» **Exercise task**
Pick out every line of the entries below where "text" occurs, and copy those lines.

» **Data**

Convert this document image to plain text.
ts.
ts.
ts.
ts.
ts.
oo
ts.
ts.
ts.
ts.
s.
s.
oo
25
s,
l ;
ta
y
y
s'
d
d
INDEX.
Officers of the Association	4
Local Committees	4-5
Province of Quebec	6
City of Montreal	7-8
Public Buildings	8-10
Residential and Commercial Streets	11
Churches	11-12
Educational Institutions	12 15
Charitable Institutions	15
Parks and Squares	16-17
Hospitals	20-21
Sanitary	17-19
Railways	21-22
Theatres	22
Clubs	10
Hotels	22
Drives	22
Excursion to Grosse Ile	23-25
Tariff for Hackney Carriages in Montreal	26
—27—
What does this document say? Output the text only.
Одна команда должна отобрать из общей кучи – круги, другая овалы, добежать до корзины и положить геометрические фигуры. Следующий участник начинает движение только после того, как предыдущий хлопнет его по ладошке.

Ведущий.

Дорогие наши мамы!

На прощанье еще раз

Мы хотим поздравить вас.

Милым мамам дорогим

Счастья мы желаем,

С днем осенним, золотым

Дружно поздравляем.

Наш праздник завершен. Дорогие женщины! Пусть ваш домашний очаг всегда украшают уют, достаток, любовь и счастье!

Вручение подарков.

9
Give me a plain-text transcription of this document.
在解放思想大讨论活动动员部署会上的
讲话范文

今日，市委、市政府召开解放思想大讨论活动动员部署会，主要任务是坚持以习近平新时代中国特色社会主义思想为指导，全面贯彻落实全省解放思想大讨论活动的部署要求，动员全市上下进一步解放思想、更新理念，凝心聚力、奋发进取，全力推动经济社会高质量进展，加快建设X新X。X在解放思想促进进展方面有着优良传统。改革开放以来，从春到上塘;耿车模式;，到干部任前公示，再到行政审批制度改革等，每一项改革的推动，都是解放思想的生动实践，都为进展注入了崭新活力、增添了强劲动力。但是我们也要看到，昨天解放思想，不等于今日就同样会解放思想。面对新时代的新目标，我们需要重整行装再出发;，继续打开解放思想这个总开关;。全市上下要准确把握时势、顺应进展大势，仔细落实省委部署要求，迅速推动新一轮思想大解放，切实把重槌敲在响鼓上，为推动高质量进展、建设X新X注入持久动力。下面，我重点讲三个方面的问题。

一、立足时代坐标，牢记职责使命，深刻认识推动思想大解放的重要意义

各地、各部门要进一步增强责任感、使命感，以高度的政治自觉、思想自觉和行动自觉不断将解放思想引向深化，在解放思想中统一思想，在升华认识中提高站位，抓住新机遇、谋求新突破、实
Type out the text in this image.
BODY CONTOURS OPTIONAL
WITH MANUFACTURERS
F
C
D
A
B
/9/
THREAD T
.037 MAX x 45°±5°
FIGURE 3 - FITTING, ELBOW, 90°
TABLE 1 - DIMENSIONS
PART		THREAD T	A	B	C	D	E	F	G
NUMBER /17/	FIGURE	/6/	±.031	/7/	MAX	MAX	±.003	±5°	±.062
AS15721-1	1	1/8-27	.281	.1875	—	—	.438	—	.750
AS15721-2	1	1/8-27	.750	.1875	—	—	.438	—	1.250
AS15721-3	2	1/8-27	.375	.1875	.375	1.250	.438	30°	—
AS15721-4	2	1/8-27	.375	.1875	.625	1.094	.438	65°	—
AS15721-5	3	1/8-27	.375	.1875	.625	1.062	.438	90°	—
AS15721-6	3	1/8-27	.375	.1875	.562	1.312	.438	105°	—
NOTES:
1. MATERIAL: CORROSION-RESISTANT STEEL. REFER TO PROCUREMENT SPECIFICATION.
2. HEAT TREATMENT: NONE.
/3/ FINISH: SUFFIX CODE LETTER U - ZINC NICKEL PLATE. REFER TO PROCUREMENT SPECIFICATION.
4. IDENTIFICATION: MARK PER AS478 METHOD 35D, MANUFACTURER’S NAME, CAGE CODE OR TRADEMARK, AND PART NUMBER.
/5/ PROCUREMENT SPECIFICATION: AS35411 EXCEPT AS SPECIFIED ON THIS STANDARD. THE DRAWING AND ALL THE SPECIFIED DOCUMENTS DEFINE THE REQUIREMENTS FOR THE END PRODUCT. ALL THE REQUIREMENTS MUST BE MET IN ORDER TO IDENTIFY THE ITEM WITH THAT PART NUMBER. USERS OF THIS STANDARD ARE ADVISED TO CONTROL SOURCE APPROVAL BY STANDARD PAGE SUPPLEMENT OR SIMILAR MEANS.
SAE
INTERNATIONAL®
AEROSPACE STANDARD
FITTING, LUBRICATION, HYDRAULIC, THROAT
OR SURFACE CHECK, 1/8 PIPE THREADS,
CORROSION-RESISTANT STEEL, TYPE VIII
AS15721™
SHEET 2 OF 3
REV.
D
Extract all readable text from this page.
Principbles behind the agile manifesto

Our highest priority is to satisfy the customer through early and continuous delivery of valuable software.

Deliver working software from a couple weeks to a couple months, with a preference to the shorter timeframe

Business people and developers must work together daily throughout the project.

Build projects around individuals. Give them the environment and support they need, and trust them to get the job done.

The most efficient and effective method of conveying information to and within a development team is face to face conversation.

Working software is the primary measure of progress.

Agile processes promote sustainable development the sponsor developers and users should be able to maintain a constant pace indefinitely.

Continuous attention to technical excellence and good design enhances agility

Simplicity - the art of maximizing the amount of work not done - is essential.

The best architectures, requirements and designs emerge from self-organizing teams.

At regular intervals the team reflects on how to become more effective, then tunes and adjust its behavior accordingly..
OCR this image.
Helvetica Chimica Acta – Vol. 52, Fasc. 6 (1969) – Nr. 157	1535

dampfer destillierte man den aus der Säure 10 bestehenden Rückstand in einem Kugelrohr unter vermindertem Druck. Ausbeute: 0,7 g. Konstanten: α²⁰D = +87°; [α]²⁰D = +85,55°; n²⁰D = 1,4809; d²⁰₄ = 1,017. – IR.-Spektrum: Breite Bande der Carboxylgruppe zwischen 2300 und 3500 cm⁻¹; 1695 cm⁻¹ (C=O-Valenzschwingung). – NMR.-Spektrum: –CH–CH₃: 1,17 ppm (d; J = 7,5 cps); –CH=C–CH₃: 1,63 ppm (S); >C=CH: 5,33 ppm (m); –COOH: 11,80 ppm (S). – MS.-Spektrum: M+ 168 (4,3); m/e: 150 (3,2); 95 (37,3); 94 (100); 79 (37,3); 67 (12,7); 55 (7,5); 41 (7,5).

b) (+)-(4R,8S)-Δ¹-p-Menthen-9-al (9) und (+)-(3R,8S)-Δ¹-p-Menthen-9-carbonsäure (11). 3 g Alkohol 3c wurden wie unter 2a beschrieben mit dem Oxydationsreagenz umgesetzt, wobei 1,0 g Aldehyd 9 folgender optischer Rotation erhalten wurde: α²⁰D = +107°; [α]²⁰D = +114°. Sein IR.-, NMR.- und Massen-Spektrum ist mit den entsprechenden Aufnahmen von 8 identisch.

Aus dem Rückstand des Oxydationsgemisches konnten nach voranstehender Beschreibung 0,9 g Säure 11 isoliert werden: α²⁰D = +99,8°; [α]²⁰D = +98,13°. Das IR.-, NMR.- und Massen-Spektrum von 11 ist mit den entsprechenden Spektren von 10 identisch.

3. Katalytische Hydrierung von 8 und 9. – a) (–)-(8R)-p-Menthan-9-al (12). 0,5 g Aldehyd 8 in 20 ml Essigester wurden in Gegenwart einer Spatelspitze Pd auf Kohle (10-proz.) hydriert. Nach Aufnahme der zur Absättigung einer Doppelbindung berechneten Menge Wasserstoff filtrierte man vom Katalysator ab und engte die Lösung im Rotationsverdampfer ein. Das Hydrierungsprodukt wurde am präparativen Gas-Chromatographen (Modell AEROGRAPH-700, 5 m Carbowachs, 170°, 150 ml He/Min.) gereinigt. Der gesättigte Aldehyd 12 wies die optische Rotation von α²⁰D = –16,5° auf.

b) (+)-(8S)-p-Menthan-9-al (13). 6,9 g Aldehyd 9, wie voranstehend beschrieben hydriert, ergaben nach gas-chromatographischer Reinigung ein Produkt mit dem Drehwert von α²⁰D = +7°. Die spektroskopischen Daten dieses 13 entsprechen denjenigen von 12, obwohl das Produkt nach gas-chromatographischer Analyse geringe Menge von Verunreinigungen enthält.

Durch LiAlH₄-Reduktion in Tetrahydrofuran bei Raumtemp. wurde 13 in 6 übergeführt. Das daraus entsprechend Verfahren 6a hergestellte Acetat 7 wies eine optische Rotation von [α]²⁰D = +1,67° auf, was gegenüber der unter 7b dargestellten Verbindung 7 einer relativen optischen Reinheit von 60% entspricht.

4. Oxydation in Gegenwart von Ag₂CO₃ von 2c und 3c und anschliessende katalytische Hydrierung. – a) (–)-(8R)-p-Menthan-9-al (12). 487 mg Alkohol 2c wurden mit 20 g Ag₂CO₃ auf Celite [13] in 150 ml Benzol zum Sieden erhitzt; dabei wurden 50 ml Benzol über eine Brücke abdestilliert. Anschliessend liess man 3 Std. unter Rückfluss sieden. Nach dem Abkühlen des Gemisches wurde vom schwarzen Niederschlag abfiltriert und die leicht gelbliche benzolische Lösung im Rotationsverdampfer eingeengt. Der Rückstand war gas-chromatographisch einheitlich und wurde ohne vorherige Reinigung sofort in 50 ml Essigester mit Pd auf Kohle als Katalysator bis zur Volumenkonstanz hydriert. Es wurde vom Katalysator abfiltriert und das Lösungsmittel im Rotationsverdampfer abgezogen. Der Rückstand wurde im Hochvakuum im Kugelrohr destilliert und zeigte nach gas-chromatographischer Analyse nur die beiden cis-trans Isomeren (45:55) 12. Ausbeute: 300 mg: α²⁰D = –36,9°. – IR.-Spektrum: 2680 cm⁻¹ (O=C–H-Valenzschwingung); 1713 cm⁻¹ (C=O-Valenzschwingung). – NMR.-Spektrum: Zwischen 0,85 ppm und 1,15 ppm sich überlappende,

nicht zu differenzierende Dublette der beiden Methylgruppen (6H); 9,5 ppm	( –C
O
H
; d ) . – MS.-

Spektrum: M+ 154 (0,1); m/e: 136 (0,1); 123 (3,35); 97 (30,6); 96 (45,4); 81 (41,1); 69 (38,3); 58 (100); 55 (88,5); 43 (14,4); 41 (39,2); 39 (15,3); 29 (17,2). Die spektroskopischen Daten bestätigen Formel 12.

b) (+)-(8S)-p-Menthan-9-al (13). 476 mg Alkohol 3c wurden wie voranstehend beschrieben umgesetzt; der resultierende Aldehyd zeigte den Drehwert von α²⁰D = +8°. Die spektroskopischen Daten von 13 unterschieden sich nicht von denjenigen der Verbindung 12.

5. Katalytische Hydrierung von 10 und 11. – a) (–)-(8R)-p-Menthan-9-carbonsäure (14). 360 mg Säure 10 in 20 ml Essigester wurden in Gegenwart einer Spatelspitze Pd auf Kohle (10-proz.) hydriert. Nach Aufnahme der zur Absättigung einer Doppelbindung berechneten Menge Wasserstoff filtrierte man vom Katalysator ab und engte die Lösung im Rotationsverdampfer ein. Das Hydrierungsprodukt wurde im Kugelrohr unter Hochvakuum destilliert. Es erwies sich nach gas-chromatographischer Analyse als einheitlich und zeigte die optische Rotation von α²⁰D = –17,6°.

» **Expected output**
Convert this document image to plain text.
What does this document say? Output the text only.
Give me a plain-text transcription of this document.
Type out the text in this image.
Extract all readable text from this page.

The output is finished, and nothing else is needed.